* start Dataset excerpts *

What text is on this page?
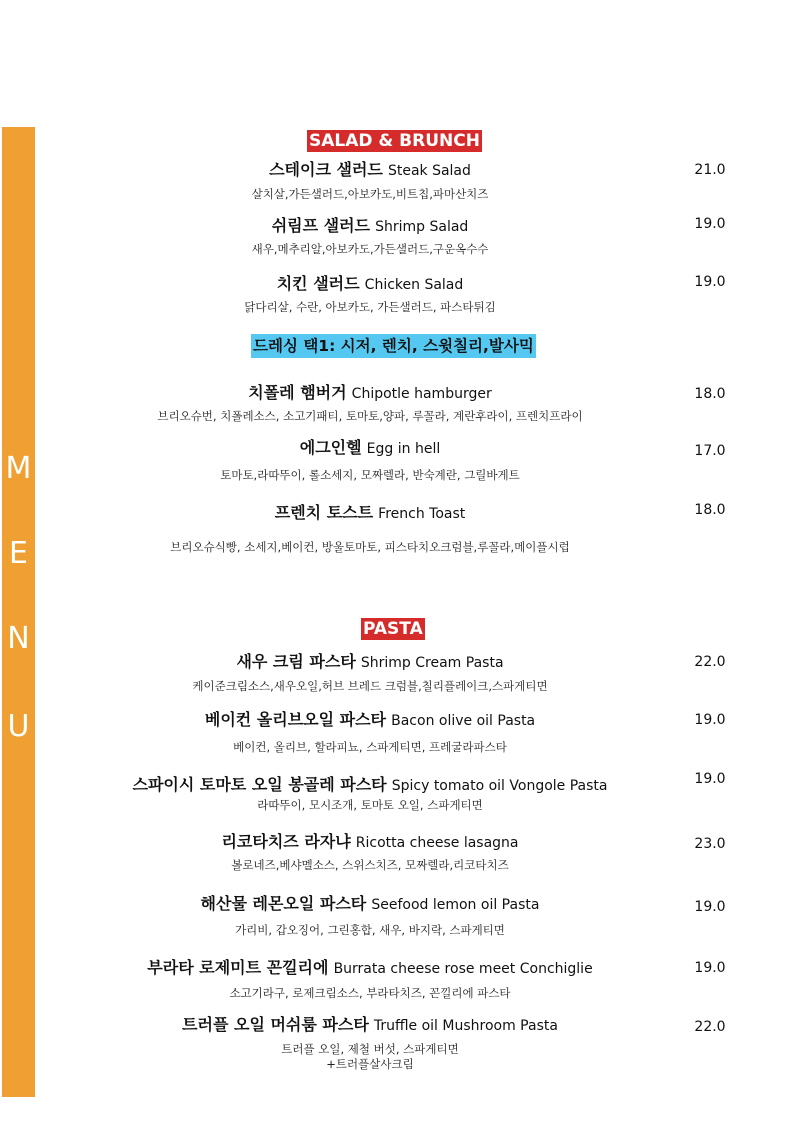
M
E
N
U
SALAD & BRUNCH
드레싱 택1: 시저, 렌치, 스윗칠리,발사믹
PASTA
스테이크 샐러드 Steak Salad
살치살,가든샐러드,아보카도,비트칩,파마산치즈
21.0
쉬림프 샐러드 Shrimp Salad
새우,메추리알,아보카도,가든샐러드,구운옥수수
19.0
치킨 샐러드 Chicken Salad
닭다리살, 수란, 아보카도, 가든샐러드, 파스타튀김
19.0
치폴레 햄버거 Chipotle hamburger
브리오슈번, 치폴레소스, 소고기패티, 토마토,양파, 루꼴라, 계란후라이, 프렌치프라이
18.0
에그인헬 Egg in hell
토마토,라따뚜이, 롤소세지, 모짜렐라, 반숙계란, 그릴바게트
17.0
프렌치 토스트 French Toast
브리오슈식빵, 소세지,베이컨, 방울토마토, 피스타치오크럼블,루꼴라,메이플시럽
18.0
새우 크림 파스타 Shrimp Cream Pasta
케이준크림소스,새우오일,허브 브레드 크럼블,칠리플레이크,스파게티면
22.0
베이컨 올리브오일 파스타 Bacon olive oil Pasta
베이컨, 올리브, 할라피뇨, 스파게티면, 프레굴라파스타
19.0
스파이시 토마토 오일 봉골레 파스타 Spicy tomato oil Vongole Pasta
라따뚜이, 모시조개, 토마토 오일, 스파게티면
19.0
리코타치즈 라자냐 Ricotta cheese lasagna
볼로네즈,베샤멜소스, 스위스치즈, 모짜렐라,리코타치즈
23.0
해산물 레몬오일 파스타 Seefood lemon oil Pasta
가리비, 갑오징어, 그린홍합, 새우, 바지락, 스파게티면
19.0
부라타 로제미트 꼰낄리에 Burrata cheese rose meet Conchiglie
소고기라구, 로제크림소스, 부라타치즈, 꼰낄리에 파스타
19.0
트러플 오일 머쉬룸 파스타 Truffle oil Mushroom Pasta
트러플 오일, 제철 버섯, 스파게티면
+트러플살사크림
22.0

* end Dataset excerpts *

▸ Work required
Quote the listing above in full, except for the pictures.

▸ Result of the task
What text is on this page?
M
E
N
U
SALAD & BRUNCH
드레싱 택1: 시저, 렌치, 스윗칠리,발사믹
PASTA
스테이크 샐러드 Steak Salad
살치살,가든샐러드,아보카도,비트칩,파마산치즈
21.0
쉬림프 샐러드 Shrimp Salad
새우,메추리알,아보카도,가든샐러드,구운옥수수
19.0
치킨 샐러드 Chicken Salad
닭다리살, 수란, 아보카도, 가든샐러드, 파스타튀김
19.0
치폴레 햄버거 Chipotle hamburger
브리오슈번, 치폴레소스, 소고기패티, 토마토,양파, 루꼴라, 계란후라이, 프렌치프라이
18.0
에그인헬 Egg in hell
토마토,라따뚜이, 롤소세지, 모짜렐라, 반숙계란, 그릴바게트
17.0
프렌치 토스트 French Toast
브리오슈식빵, 소세지,베이컨, 방울토마토, 피스타치오크럼블,루꼴라,메이플시럽
18.0
새우 크림 파스타 Shrimp Cream Pasta
케이준크림소스,새우오일,허브 브레드 크럼블,칠리플레이크,스파게티면
22.0
베이컨 올리브오일 파스타 Bacon olive oil Pasta
베이컨, 올리브, 할라피뇨, 스파게티면, 프레굴라파스타
19.0
스파이시 토마토 오일 봉골레 파스타 Spicy tomato oil Vongole Pasta
라따뚜이, 모시조개, 토마토 오일, 스파게티면
19.0
리코타치즈 라자냐 Ricotta cheese lasagna
볼로네즈,베샤멜소스, 스위스치즈, 모짜렐라,리코타치즈
23.0
해산물 레몬오일 파스타 Seefood lemon oil Pasta
가리비, 갑오징어, 그린홍합, 새우, 바지락, 스파게티면
19.0
부라타 로제미트 꼰낄리에 Burrata cheese rose meet Conchiglie
소고기라구, 로제크림소스, 부라타치즈, 꼰낄리에 파스타
19.0
트러플 오일 머쉬룸 파스타 Truffle oil Mushroom Pasta
트러플 오일, 제철 버섯, 스파게티면
+트러플살사크림
22.0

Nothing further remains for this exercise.